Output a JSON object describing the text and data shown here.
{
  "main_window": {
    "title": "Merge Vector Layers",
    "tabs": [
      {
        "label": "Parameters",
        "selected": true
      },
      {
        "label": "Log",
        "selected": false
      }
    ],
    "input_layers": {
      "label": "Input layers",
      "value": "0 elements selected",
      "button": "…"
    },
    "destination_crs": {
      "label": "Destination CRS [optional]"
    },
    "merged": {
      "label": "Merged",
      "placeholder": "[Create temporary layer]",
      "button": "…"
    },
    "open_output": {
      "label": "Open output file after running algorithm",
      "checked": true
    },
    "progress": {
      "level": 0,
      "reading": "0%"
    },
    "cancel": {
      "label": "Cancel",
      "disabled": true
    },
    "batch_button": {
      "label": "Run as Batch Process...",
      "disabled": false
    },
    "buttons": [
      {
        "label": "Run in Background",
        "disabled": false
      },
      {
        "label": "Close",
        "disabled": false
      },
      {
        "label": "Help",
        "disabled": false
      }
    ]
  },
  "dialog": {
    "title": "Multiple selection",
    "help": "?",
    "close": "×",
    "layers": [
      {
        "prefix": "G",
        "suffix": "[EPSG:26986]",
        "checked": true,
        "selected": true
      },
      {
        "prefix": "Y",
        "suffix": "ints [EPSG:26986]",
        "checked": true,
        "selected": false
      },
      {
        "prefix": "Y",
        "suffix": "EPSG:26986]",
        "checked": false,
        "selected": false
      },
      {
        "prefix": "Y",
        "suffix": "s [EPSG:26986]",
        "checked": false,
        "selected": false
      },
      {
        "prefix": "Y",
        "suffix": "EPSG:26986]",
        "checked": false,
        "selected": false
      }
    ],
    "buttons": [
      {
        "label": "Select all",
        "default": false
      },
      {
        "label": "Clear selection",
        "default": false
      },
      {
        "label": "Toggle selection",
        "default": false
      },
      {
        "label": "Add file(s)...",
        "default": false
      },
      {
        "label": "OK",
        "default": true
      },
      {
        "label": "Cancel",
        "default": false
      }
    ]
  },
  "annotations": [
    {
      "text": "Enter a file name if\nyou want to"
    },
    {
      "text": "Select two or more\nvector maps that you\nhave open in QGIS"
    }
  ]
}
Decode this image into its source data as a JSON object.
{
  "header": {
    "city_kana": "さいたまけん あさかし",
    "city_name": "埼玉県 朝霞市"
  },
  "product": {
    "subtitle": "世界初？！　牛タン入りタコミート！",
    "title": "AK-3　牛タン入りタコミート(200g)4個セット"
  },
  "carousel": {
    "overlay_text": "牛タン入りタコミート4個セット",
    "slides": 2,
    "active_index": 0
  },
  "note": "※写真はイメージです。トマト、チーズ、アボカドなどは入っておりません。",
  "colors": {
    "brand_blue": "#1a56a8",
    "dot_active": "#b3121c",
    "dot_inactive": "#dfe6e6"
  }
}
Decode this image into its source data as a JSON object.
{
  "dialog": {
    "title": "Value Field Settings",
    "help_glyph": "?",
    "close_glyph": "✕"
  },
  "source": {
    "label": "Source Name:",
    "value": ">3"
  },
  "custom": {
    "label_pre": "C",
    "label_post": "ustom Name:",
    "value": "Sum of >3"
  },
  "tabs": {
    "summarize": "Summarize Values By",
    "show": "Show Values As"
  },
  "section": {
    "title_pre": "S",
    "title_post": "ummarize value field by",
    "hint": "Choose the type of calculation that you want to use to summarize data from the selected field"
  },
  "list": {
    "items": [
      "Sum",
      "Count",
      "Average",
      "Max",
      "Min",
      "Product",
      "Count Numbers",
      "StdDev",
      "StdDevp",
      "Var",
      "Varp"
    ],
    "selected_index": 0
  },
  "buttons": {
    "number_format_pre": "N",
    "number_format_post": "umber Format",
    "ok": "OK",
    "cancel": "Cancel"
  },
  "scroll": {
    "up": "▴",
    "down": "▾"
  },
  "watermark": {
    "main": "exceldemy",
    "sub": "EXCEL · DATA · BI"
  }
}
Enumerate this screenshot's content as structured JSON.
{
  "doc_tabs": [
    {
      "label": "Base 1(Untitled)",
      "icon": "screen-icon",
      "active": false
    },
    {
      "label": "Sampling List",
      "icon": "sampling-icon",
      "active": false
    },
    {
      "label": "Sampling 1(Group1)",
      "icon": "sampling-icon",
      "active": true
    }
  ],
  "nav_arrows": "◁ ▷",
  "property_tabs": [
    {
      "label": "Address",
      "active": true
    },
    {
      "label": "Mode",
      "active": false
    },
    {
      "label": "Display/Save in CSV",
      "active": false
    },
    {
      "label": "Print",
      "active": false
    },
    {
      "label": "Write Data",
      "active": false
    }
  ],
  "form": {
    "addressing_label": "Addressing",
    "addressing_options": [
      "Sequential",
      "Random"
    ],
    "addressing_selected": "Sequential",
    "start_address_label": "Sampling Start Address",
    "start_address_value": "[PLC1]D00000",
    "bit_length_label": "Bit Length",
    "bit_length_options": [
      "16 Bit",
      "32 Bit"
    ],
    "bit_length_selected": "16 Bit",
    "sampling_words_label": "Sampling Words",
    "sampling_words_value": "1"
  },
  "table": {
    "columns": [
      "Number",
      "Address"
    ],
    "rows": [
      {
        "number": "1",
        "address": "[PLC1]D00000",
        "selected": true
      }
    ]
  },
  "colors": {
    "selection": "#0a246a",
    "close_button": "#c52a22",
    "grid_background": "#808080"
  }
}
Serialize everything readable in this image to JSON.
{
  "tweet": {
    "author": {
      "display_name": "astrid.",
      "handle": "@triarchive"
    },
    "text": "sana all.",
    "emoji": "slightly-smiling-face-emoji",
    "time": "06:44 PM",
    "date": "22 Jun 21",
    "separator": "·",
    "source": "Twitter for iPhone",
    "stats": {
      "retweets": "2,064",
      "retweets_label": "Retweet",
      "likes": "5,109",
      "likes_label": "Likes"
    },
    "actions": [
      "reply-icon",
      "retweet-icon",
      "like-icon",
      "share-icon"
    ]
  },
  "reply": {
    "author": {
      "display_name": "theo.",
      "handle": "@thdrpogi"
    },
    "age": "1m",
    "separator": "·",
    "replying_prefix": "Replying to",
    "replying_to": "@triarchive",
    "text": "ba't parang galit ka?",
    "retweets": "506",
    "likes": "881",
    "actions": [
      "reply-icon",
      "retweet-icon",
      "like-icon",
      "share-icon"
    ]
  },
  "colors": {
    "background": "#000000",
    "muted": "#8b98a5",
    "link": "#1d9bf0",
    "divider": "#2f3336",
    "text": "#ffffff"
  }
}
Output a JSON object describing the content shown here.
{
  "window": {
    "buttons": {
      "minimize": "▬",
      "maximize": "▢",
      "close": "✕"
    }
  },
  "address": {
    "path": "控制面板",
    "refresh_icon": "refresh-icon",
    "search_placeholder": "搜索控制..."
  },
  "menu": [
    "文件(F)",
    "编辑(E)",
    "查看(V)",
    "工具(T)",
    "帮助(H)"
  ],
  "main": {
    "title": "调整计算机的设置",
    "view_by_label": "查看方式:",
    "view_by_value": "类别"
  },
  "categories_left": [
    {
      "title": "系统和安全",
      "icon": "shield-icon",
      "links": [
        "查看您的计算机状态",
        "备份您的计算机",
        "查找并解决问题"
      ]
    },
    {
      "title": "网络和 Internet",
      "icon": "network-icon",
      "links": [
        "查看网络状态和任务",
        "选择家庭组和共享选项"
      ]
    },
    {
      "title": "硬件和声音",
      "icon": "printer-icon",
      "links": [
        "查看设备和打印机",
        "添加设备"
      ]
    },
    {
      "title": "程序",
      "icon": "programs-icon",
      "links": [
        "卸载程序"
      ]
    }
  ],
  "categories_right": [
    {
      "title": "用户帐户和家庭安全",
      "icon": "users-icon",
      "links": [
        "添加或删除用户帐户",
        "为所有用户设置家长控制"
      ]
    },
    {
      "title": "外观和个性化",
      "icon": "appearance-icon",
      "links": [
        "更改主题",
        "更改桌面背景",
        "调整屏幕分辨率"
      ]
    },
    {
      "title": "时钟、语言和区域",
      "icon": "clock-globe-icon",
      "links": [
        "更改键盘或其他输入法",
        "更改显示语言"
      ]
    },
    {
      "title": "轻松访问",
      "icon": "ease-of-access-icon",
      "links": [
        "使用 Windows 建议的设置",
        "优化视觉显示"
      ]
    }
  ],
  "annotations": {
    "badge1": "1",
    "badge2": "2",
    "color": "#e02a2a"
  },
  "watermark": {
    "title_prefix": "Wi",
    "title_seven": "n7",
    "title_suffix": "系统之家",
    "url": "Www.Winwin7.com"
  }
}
--------------------------------
### Task details:
Show every line from the entries above in which "object" appears.

### Written solution:
Output a JSON object describing the text and data shown here.
Decode this image into its source data as a JSON object.
Decode this image into its source data as a JSON object.
Output a JSON object describing the content shown here.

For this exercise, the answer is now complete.